# hows the weed at p cola beach?



## matt c (Mar 29, 2010)

We are thinking about going to p cola beach this weekend for two or three days and was just wondering how the water is.Is it clean or full of that slimy green weed?Any help would be greatly appreciated


Thanks
Matt


----------



## eym_sirius (Oct 17, 2007)

Slimy green weed from the shore to 50 feet out and then it pretty much clears up.


----------



## hjorgan (Sep 30, 2007)

Way more expensive than it used to be..... and the June grass is bad too.


----------



## stevesmi (Mar 15, 2012)

was there today and drove up and down the coast and its covered with grass like i have never seen in my life. the bright side though is if you see the grass on the surf just buy a pass onto the pcola fishing pier and cast past the grass. i had a tremendous day today catching all kinds of fish. even caught a pompano


----------



## chad403 (Apr 20, 2008)

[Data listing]
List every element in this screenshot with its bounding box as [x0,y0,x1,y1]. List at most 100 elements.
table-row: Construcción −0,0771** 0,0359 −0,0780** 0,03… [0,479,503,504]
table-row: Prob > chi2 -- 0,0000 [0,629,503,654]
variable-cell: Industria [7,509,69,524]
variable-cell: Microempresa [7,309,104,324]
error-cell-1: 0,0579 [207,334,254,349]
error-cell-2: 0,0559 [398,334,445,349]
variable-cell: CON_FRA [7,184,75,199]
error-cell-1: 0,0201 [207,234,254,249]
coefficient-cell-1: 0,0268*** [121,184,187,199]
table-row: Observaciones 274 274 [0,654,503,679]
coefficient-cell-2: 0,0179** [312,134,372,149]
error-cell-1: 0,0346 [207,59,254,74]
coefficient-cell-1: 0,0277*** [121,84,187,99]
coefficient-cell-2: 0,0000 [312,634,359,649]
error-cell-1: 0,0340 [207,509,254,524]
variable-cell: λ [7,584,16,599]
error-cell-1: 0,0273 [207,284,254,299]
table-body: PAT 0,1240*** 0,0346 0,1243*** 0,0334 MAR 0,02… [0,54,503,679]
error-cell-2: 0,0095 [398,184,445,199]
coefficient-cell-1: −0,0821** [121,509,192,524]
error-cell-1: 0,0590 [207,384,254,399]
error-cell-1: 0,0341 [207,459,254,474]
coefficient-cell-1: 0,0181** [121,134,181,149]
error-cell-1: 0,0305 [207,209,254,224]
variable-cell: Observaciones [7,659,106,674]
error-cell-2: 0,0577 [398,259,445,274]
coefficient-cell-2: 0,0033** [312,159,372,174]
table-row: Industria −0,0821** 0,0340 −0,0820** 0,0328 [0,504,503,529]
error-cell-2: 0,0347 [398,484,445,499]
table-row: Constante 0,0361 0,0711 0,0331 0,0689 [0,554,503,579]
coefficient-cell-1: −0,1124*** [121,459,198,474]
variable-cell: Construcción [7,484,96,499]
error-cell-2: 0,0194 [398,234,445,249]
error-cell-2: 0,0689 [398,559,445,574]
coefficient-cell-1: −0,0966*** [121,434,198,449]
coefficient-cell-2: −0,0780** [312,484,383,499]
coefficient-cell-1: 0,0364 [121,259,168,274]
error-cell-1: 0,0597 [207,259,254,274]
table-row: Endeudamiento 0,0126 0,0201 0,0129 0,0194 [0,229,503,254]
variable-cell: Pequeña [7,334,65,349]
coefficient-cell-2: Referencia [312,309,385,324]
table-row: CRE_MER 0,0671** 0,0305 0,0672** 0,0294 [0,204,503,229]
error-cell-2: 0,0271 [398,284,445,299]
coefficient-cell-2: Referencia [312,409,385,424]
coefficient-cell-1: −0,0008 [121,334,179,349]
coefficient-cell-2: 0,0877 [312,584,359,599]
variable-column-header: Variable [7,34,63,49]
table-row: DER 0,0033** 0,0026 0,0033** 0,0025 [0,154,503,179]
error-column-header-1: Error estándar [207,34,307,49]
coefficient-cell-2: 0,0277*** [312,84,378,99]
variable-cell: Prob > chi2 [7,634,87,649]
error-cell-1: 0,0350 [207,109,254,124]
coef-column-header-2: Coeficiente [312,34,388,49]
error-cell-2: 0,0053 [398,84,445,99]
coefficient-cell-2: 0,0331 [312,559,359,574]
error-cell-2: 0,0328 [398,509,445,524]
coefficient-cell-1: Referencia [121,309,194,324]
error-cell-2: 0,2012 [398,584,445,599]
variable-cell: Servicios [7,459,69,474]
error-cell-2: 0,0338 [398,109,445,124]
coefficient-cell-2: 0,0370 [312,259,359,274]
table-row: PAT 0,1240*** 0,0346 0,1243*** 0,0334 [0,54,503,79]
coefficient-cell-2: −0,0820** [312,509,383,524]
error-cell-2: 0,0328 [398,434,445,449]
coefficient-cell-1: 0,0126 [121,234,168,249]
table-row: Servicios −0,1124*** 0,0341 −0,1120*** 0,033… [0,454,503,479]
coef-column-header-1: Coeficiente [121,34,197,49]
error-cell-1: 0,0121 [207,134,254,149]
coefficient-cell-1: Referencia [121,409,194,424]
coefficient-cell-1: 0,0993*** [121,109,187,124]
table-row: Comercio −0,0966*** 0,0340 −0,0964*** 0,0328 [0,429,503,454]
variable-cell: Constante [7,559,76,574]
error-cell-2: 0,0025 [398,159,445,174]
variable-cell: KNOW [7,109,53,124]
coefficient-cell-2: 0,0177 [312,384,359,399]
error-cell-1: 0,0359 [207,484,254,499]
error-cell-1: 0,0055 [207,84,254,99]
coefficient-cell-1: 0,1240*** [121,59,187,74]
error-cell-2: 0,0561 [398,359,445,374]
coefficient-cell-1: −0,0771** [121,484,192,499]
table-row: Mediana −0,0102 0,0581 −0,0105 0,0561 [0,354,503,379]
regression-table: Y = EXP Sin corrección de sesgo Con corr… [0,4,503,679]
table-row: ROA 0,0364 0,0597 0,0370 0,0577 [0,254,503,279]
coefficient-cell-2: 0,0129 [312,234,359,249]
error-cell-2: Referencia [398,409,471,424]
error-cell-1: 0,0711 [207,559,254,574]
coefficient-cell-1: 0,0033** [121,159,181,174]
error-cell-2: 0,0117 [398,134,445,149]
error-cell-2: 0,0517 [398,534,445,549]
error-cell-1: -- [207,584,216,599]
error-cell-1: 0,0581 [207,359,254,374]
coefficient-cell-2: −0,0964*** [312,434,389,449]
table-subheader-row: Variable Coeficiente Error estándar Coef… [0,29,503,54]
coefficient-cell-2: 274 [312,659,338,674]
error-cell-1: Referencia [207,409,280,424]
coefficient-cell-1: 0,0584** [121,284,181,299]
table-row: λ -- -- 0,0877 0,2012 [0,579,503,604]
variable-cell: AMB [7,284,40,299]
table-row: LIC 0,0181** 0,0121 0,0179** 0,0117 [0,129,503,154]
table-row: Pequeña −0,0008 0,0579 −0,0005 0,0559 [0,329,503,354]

## [WRITTEN TASK 1]
In the forum thread about weed at p cola beach, how far out from the shore does the slimy green weed go before it clears up?
## [WRITTEN TASK 2]
In the forum thread about weed at p cola beach, change "weekend" to "holiday" and write out the text between "We are thinking" and "(Oct 17, 2007)", inclusive.
## [WRITTEN TASK 3]
Put this sentence from the forum thread about weed at p cola beach into Spanish: "Slimy green weed from the shore to 50 feet out and then it pretty much clears up."

## [COMPLETE OUTPUT 1]
About 50 feet out from the shore.

## [COMPLETE OUTPUT 2]
We are thinking about going to p cola beach this holiday for two or three days and was just wondering how the water is.Is it clean or full of that slimy green weed?Any help would be greatly appreciated


Thanks
Matt


----------



## eym_sirius (Oct 17, 2007)

## [COMPLETE OUTPUT 3]
Algas verdes y viscosas desde la orilla hasta 50 pies mar adentro, y luego prácticamente se despeja.